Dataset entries
** begin **

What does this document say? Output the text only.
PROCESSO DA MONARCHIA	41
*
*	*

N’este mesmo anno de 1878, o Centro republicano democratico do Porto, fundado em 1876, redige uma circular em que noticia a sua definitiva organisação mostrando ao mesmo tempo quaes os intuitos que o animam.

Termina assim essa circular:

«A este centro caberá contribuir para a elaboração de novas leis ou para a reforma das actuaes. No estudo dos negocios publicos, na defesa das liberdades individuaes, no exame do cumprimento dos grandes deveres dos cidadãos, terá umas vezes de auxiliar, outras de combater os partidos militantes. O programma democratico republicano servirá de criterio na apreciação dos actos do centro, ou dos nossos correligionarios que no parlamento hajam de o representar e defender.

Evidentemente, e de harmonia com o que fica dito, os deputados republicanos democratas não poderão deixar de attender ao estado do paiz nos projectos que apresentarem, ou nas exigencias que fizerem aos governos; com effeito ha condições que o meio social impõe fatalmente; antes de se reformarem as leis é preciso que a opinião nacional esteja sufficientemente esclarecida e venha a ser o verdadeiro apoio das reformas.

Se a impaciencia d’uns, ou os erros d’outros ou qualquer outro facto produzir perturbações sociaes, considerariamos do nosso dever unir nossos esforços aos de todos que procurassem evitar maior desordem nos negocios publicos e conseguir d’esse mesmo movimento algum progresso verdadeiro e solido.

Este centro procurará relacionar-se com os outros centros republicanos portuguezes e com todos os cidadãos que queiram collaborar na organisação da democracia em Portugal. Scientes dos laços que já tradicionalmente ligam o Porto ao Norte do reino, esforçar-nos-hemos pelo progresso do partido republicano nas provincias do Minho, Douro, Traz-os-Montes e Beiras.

** end **

» WHAT THE EXERCISE ASKS:
Give the entries once more, exactly as they appear.

» TASK ANSWER:
What does this document say? Output the text only.
PROCESSO DA MONARCHIA	41
*
*	*

N’este mesmo anno de 1878, o Centro republicano democratico do Porto, fundado em 1876, redige uma circular em que noticia a sua definitiva organisação mostrando ao mesmo tempo quaes os intuitos que o animam.

Termina assim essa circular:

«A este centro caberá contribuir para a elaboração de novas leis ou para a reforma das actuaes. No estudo dos negocios publicos, na defesa das liberdades individuaes, no exame do cumprimento dos grandes deveres dos cidadãos, terá umas vezes de auxiliar, outras de combater os partidos militantes. O programma democratico republicano servirá de criterio na apreciação dos actos do centro, ou dos nossos correligionarios que no parlamento hajam de o representar e defender.

Evidentemente, e de harmonia com o que fica dito, os deputados republicanos democratas não poderão deixar de attender ao estado do paiz nos projectos que apresentarem, ou nas exigencias que fizerem aos governos; com effeito ha condições que o meio social impõe fatalmente; antes de se reformarem as leis é preciso que a opinião nacional esteja sufficientemente esclarecida e venha a ser o verdadeiro apoio das reformas.

Se a impaciencia d’uns, ou os erros d’outros ou qualquer outro facto produzir perturbações sociaes, considerariamos do nosso dever unir nossos esforços aos de todos que procurassem evitar maior desordem nos negocios publicos e conseguir d’esse mesmo movimento algum progresso verdadeiro e solido.

Este centro procurará relacionar-se com os outros centros republicanos portuguezes e com todos os cidadãos que queiram collaborar na organisação da democracia em Portugal. Scientes dos laços que já tradicionalmente ligam o Porto ao Norte do reino, esforçar-nos-hemos pelo progresso do partido republicano nas provincias do Minho, Douro, Traz-os-Montes e Beiras.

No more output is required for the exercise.